» **Recorded data**
>> START
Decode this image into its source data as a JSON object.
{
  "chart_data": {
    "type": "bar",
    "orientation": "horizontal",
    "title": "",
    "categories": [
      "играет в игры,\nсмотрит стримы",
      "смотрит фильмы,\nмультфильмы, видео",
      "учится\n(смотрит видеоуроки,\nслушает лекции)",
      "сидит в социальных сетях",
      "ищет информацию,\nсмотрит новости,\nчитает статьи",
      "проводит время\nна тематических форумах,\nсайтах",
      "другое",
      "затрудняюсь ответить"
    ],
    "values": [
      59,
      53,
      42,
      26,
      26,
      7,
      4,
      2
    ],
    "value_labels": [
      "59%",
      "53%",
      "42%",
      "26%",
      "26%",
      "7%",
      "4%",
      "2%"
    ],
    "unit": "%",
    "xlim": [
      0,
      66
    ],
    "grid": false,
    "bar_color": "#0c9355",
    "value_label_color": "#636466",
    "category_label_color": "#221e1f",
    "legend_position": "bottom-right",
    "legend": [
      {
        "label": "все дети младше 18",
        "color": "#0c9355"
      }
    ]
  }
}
>> END
» **Exercise details**
Find the word "nсмотрит" in the data and copy out each line where it turns up.

» **Solved problem**
      "играет в игры,\nсмотрит стримы",
      "ищет информацию,\nсмотрит новости,\nчитает статьи",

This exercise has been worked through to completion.